#### Task statement:
Repeat the listing exactly as given, omitting every image.

[Records about charts and figures]
* * *

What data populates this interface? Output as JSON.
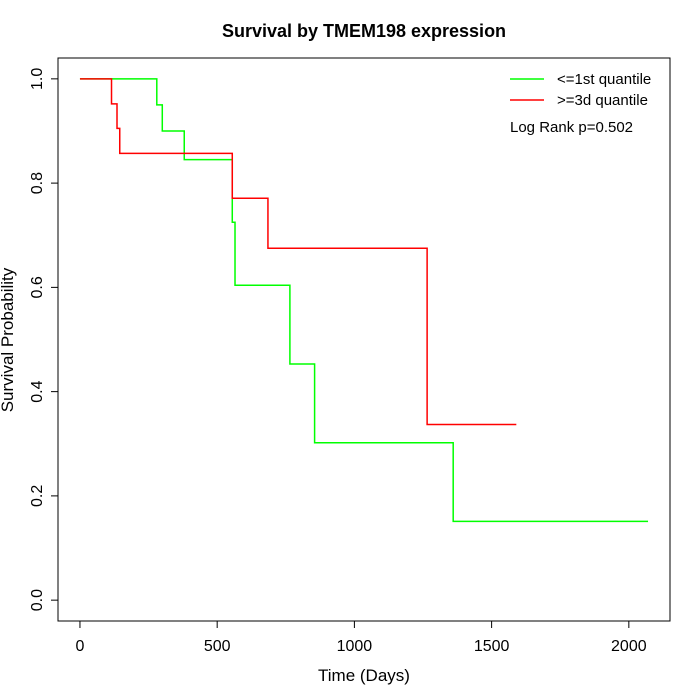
{
  "chart_data": {
    "type": "line",
    "title": "Survival by TMEM198 expression",
    "xlabel": "Time (Days)",
    "ylabel": "Survival Probability",
    "xlim": [
      -80,
      2150
    ],
    "ylim": [
      -0.04,
      1.04
    ],
    "x_ticks": [
      0,
      500,
      1000,
      1500,
      2000
    ],
    "y_ticks": [
      0.0,
      0.2,
      0.4,
      0.6,
      0.8,
      1.0
    ],
    "x_tick_labels": [
      "0",
      "500",
      "1000",
      "1500",
      "2000"
    ],
    "y_tick_labels": [
      "0.0",
      "0.2",
      "0.4",
      "0.6",
      "0.8",
      "1.0"
    ],
    "grid": false,
    "legend_position": "top-right",
    "annotation": "Log Rank p=0.502",
    "series": [
      {
        "name": "<=1st quantile",
        "color": "#00ff00",
        "step": true,
        "x": [
          0,
          280,
          300,
          380,
          555,
          565,
          765,
          855,
          1360,
          2070
        ],
        "y": [
          1.0,
          0.95,
          0.9,
          0.845,
          0.725,
          0.604,
          0.453,
          0.302,
          0.151,
          0.151
        ]
      },
      {
        "name": ">=3d quantile",
        "color": "#ff0000",
        "step": true,
        "x": [
          0,
          115,
          135,
          145,
          555,
          685,
          1265,
          1590
        ],
        "y": [
          1.0,
          0.952,
          0.905,
          0.857,
          0.771,
          0.675,
          0.337,
          0.337
        ]
      }
    ]
  }
}
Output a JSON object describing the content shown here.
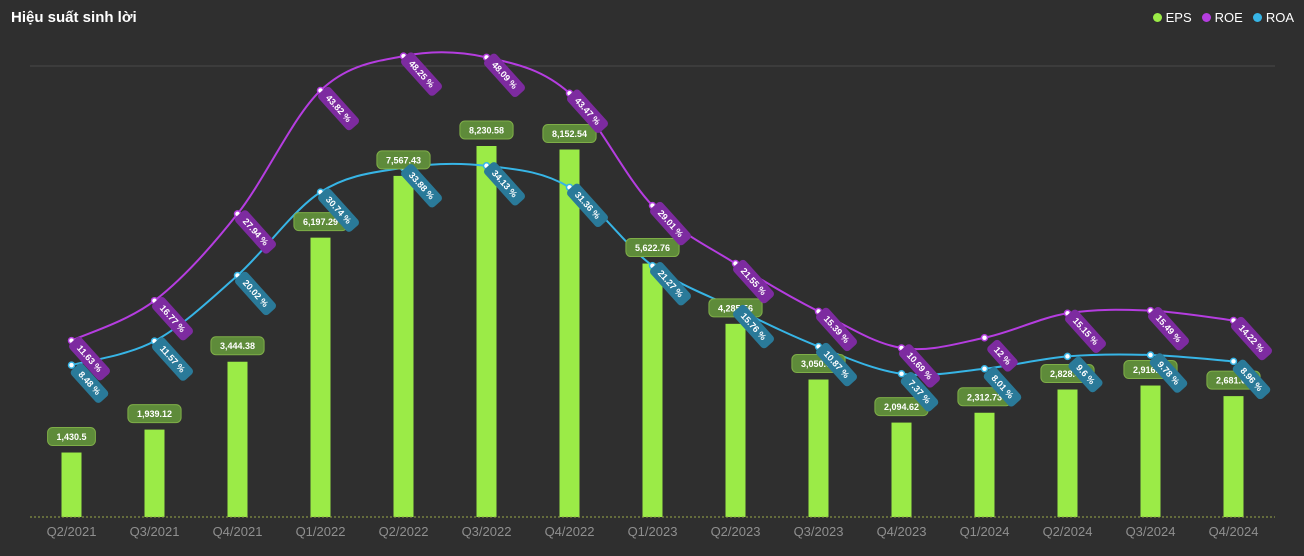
{
  "title": "Hiệu suất sinh lời",
  "legend": [
    {
      "name": "EPS",
      "color": "#9beb47"
    },
    {
      "name": "ROE",
      "color": "#b53de0"
    },
    {
      "name": "ROA",
      "color": "#37b5e6"
    }
  ],
  "chart_data": {
    "type": "bar",
    "categories": [
      "Q2/2021",
      "Q3/2021",
      "Q4/2021",
      "Q1/2022",
      "Q2/2022",
      "Q3/2022",
      "Q4/2022",
      "Q1/2023",
      "Q2/2023",
      "Q3/2023",
      "Q4/2023",
      "Q1/2024",
      "Q2/2024",
      "Q3/2024",
      "Q4/2024"
    ],
    "series": [
      {
        "name": "EPS",
        "type": "bar",
        "color": "#9beb47",
        "values": [
          1430.5,
          1939.12,
          3444.38,
          6197.29,
          7567.43,
          8230.58,
          8152.54,
          5622.76,
          4285.56,
          3050.08,
          2094.62,
          2312.73,
          2828.42,
          2916.56,
          2681.64
        ],
        "labels": [
          "1,430.5",
          "1,939.12",
          "3,444.38",
          "6,197.29",
          "7,567.43",
          "8,230.58",
          "8,152.54",
          "5,622.76",
          "4,285.56",
          "3,050.08",
          "2,094.62",
          "2,312.73",
          "2,828.42",
          "2,916.56",
          "2,681.64"
        ]
      },
      {
        "name": "ROE",
        "type": "line",
        "color": "#b53de0",
        "values": [
          11.63,
          16.77,
          27.94,
          43.82,
          48.25,
          48.09,
          43.47,
          29.01,
          21.55,
          15.39,
          10.69,
          12,
          15.15,
          15.49,
          14.22
        ],
        "labels": [
          "11.63 %",
          "16.77 %",
          "27.94 %",
          "43.82 %",
          "48.25 %",
          "48.09 %",
          "43.47 %",
          "29.01 %",
          "21.55 %",
          "15.39 %",
          "10.69 %",
          "12 %",
          "15.15 %",
          "15.49 %",
          "14.22 %"
        ]
      },
      {
        "name": "ROA",
        "type": "line",
        "color": "#37b5e6",
        "values": [
          8.48,
          11.57,
          20.02,
          30.74,
          33.88,
          34.13,
          31.36,
          21.27,
          15.76,
          10.87,
          7.37,
          8.01,
          9.6,
          9.78,
          8.96
        ],
        "labels": [
          "8.48 %",
          "11.57 %",
          "20.02 %",
          "30.74 %",
          "33.88 %",
          "34.13 %",
          "31.36 %",
          "21.27 %",
          "15.76 %",
          "10.87 %",
          "7.37 %",
          "8.01 %",
          "9.6 %",
          "9.78 %",
          "8.96 %"
        ]
      }
    ],
    "grid": false,
    "legend_position": "top-right"
  }
}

* * *

#### Result for this exercise:
What data populates this interface? Output as JSON.
{
  "chart_data": {
    "type": "line",
    "title": "Survival by TMEM198 expression",
    "xlabel": "Time (Days)",
    "ylabel": "Survival Probability",
    "xlim": [
      -80,
      2150
    ],
    "ylim": [
      -0.04,
      1.04
    ],
    "x_ticks": [
      0,
      500,
      1000,
      1500,
      2000
    ],
    "y_ticks": [
      0.0,
      0.2,
      0.4,
      0.6,
      0.8,
      1.0
    ],
    "x_tick_labels": [
      "0",
      "500",
      "1000",
      "1500",
      "2000"
    ],
    "y_tick_labels": [
      "0.0",
      "0.2",
      "0.4",
      "0.6",
      "0.8",
      "1.0"
    ],
    "grid": false,
    "legend_position": "top-right",
    "annotation": "Log Rank p=0.502",
    "series": [
      {
        "name": "<=1st quantile",
        "color": "#00ff00",
        "step": true,
        "x": [
          0,
          280,
          300,
          380,
          555,
          565,
          765,
          855,
          1360,
          2070
        ],
        "y": [
          1.0,
          0.95,
          0.9,
          0.845,
          0.725,
          0.604,
          0.453,
          0.302,
          0.151,
          0.151
        ]
      },
      {
        "name": ">=3d quantile",
        "color": "#ff0000",
        "step": true,
        "x": [
          0,
          115,
          135,
          145,
          555,
          685,
          1265,
          1590
        ],
        "y": [
          1.0,
          0.952,
          0.905,
          0.857,
          0.771,
          0.675,
          0.337,
          0.337
        ]
      }
    ]
  }
}
Output a JSON object describing the content shown here.
{
  "title": "Hiệu suất sinh lời",
  "legend": [
    {
      "name": "EPS",
      "color": "#9beb47"
    },
    {
      "name": "ROE",
      "color": "#b53de0"
    },
    {
      "name": "ROA",
      "color": "#37b5e6"
    }
  ],
  "chart_data": {
    "type": "bar",
    "categories": [
      "Q2/2021",
      "Q3/2021",
      "Q4/2021",
      "Q1/2022",
      "Q2/2022",
      "Q3/2022",
      "Q4/2022",
      "Q1/2023",
      "Q2/2023",
      "Q3/2023",
      "Q4/2023",
      "Q1/2024",
      "Q2/2024",
      "Q3/2024",
      "Q4/2024"
    ],
    "series": [
      {
        "name": "EPS",
        "type": "bar",
        "color": "#9beb47",
        "values": [
          1430.5,
          1939.12,
          3444.38,
          6197.29,
          7567.43,
          8230.58,
          8152.54,
          5622.76,
          4285.56,
          3050.08,
          2094.62,
          2312.73,
          2828.42,
          2916.56,
          2681.64
        ],
        "labels": [
          "1,430.5",
          "1,939.12",
          "3,444.38",
          "6,197.29",
          "7,567.43",
          "8,230.58",
          "8,152.54",
          "5,622.76",
          "4,285.56",
          "3,050.08",
          "2,094.62",
          "2,312.73",
          "2,828.42",
          "2,916.56",
          "2,681.64"
        ]
      },
      {
        "name": "ROE",
        "type": "line",
        "color": "#b53de0",
        "values": [
          11.63,
          16.77,
          27.94,
          43.82,
          48.25,
          48.09,
          43.47,
          29.01,
          21.55,
          15.39,
          10.69,
          12,
          15.15,
          15.49,
          14.22
        ],
        "labels": [
          "11.63 %",
          "16.77 %",
          "27.94 %",
          "43.82 %",
          "48.25 %",
          "48.09 %",
          "43.47 %",
          "29.01 %",
          "21.55 %",
          "15.39 %",
          "10.69 %",
          "12 %",
          "15.15 %",
          "15.49 %",
          "14.22 %"
        ]
      },
      {
        "name": "ROA",
        "type": "line",
        "color": "#37b5e6",
        "values": [
          8.48,
          11.57,
          20.02,
          30.74,
          33.88,
          34.13,
          31.36,
          21.27,
          15.76,
          10.87,
          7.37,
          8.01,
          9.6,
          9.78,
          8.96
        ],
        "labels": [
          "8.48 %",
          "11.57 %",
          "20.02 %",
          "30.74 %",
          "33.88 %",
          "34.13 %",
          "31.36 %",
          "21.27 %",
          "15.76 %",
          "10.87 %",
          "7.37 %",
          "8.01 %",
          "9.6 %",
          "9.78 %",
          "8.96 %"
        ]
      }
    ],
    "grid": false,
    "legend_position": "top-right"
  }
}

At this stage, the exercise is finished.